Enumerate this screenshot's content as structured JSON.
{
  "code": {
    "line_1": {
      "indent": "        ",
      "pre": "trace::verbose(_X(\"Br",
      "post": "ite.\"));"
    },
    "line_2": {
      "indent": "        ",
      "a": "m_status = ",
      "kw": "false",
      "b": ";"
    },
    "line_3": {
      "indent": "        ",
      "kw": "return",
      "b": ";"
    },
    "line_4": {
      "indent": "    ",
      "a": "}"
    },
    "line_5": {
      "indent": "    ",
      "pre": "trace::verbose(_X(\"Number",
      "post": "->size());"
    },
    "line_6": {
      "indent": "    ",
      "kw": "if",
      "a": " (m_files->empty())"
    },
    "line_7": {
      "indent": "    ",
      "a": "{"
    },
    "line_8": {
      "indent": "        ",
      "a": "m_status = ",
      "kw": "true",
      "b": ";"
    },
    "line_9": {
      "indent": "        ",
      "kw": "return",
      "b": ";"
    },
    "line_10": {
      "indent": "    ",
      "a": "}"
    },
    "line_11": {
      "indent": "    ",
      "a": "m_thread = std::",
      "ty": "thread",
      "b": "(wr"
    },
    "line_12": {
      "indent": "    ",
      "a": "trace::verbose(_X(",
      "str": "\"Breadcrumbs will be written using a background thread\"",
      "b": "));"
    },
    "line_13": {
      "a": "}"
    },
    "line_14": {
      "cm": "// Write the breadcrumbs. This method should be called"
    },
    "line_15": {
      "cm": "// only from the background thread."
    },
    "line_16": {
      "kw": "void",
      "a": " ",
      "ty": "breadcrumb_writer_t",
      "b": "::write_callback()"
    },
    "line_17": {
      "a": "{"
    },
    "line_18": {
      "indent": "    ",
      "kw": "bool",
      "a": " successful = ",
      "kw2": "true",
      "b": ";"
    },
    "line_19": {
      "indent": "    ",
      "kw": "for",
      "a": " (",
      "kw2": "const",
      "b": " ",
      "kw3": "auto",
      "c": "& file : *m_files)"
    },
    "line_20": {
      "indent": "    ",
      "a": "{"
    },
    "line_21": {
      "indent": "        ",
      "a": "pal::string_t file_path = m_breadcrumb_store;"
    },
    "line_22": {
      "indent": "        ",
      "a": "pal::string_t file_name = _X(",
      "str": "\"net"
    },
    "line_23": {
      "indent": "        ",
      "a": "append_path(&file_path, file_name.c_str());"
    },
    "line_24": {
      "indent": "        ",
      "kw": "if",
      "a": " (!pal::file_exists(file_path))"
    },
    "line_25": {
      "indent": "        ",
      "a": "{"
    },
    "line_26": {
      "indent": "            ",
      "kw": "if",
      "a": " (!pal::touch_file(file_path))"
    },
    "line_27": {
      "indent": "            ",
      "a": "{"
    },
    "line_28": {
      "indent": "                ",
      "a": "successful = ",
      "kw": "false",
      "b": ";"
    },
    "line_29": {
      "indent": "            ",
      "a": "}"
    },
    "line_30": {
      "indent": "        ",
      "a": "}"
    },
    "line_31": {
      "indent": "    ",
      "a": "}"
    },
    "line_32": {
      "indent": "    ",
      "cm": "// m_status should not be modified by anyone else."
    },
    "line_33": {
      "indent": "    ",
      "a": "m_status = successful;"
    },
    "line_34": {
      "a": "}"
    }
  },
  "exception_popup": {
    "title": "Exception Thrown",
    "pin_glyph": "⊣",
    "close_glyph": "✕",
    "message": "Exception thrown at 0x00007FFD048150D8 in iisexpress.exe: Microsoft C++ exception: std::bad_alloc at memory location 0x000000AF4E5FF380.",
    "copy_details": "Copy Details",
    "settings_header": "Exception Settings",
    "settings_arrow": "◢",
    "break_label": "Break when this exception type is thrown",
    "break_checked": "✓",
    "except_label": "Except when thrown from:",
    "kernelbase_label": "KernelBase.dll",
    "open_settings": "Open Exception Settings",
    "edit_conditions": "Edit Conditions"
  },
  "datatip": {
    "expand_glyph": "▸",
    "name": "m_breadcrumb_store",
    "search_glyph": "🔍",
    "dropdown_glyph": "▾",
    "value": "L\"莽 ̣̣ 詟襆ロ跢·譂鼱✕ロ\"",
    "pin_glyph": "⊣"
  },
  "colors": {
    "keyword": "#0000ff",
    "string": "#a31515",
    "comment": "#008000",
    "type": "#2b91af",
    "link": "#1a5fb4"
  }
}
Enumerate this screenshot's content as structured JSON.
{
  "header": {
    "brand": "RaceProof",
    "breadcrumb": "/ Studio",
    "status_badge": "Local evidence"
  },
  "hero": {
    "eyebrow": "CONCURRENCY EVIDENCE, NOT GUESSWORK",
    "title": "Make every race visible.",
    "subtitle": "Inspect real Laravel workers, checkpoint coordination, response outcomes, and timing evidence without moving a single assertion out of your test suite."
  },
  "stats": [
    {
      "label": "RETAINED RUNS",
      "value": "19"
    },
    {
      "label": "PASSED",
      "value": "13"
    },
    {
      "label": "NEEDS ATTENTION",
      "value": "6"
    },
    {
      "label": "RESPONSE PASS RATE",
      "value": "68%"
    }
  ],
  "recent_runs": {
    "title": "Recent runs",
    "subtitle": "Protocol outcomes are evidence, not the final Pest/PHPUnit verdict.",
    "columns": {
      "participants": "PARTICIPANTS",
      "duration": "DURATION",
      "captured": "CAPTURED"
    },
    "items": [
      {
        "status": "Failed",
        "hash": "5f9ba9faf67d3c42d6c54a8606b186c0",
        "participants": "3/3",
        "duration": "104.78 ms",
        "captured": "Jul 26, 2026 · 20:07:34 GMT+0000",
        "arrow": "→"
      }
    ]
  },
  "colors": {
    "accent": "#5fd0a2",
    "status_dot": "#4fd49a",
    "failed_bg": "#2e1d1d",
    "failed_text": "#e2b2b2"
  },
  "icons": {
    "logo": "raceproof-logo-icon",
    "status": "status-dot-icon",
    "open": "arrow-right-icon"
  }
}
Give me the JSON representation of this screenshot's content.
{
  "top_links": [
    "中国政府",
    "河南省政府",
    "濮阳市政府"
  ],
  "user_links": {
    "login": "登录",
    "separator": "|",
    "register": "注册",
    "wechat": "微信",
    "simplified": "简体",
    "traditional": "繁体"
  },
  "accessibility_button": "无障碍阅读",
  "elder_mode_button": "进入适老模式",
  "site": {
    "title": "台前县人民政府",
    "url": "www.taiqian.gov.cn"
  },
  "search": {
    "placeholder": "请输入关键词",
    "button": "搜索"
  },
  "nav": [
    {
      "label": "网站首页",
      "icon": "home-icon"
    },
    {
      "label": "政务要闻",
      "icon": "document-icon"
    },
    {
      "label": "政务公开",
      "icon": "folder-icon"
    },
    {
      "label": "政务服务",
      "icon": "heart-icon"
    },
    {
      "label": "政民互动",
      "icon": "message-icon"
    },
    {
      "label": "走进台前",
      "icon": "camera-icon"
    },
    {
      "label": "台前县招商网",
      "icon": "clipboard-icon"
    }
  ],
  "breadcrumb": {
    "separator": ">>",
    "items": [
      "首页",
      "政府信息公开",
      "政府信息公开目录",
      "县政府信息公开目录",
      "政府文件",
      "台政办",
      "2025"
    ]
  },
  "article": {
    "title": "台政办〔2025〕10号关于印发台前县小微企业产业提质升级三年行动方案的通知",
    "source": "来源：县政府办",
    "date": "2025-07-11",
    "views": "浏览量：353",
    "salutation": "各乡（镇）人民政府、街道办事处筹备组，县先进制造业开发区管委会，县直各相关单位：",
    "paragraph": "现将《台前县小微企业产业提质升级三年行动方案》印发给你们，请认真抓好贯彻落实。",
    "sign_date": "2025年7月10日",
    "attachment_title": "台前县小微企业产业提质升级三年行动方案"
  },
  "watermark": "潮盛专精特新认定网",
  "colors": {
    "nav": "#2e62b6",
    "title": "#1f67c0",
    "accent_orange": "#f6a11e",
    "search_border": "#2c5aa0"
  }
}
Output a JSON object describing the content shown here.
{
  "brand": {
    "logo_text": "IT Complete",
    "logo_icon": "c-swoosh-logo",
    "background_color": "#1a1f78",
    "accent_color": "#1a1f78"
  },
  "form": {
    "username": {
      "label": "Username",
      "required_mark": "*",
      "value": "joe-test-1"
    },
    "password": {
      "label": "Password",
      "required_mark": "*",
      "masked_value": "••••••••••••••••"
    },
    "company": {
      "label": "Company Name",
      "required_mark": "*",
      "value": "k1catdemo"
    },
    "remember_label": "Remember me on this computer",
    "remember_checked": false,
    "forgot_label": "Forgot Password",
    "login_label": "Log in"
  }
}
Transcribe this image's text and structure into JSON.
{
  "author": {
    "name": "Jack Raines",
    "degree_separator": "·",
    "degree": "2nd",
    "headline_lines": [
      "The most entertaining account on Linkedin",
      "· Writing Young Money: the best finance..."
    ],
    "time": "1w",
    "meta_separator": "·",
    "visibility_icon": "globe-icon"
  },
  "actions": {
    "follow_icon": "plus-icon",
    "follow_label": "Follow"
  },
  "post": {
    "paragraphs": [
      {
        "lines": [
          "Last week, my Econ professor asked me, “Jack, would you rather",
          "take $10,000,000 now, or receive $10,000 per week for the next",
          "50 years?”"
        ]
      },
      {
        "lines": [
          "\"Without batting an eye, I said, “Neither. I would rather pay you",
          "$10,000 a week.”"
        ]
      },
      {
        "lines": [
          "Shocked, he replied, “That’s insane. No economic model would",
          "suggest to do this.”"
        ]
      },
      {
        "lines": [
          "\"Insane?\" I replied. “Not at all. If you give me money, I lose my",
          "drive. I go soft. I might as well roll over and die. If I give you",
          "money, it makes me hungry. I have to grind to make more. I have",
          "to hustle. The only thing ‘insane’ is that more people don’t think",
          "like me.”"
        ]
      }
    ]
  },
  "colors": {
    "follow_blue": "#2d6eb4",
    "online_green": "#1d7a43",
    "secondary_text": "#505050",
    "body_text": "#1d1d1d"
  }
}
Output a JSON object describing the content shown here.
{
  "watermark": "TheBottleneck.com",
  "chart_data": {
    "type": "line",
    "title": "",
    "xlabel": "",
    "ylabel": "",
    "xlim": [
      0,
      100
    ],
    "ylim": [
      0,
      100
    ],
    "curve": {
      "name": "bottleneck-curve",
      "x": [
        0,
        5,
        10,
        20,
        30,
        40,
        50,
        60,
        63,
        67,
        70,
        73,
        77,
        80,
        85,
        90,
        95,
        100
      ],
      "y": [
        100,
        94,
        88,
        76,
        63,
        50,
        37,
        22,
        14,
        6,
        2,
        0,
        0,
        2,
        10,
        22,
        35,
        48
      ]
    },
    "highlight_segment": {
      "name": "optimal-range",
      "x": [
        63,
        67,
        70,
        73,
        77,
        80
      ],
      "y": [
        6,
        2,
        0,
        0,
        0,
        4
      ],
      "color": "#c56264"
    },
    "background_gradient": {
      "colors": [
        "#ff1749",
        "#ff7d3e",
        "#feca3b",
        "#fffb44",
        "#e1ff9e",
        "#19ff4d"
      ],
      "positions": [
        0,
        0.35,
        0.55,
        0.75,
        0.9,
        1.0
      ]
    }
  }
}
::::
→ **Goal of the exercise**: Identify the lines above that contain the word "trace", then copy them.

→ **Result below**:
      "pre": "trace::verbose(_X(\"Br",
      "pre": "trace::verbose(_X(\"Number",
      "a": "trace::verbose(_X(",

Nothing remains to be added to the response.